◆ What you need to do ◆
Collect each line containing "name".

[START OF Records]

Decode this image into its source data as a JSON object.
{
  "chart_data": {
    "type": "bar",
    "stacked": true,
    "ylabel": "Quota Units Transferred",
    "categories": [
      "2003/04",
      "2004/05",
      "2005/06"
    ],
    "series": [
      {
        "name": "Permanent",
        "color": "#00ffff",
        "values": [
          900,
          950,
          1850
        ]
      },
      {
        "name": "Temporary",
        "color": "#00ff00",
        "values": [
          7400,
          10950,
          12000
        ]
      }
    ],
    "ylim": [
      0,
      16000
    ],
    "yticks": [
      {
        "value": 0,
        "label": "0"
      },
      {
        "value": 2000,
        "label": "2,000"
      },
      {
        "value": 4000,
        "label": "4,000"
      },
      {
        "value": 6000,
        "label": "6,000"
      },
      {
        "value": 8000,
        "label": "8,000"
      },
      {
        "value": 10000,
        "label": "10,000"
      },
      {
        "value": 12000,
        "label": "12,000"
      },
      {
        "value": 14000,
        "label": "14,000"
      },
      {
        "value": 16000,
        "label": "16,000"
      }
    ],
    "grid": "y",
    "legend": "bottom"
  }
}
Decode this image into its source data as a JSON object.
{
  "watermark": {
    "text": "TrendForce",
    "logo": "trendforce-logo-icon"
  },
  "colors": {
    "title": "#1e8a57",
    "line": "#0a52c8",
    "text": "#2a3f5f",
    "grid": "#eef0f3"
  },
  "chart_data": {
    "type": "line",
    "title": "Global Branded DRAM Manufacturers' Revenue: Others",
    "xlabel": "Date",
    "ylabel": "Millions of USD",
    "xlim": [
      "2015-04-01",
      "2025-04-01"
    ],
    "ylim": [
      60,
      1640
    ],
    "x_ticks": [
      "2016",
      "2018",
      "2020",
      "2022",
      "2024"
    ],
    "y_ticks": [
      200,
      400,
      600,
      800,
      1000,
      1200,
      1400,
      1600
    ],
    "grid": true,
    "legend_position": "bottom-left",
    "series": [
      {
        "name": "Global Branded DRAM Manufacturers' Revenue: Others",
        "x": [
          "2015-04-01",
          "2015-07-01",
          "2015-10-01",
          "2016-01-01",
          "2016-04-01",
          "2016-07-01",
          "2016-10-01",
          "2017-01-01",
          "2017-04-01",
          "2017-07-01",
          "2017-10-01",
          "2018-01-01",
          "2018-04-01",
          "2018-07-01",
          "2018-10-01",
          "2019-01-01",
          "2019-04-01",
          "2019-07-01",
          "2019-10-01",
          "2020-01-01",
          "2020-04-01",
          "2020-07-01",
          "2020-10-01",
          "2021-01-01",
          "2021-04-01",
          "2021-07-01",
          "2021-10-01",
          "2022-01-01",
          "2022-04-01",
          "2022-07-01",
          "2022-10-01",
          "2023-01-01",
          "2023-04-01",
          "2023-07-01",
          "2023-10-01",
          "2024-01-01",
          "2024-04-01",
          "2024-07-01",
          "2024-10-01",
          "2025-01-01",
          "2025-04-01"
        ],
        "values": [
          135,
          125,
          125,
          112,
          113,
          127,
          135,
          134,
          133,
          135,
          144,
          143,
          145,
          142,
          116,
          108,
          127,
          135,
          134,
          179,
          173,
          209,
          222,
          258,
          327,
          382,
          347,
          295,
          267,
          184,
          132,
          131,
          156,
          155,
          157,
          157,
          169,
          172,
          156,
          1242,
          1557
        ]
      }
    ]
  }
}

[END OF Records]

◆ Completed exercise ◆
        "name": "Permanent",
        "name": "Temporary",
        "name": "Global Branded DRAM Manufacturers' Revenue: Others",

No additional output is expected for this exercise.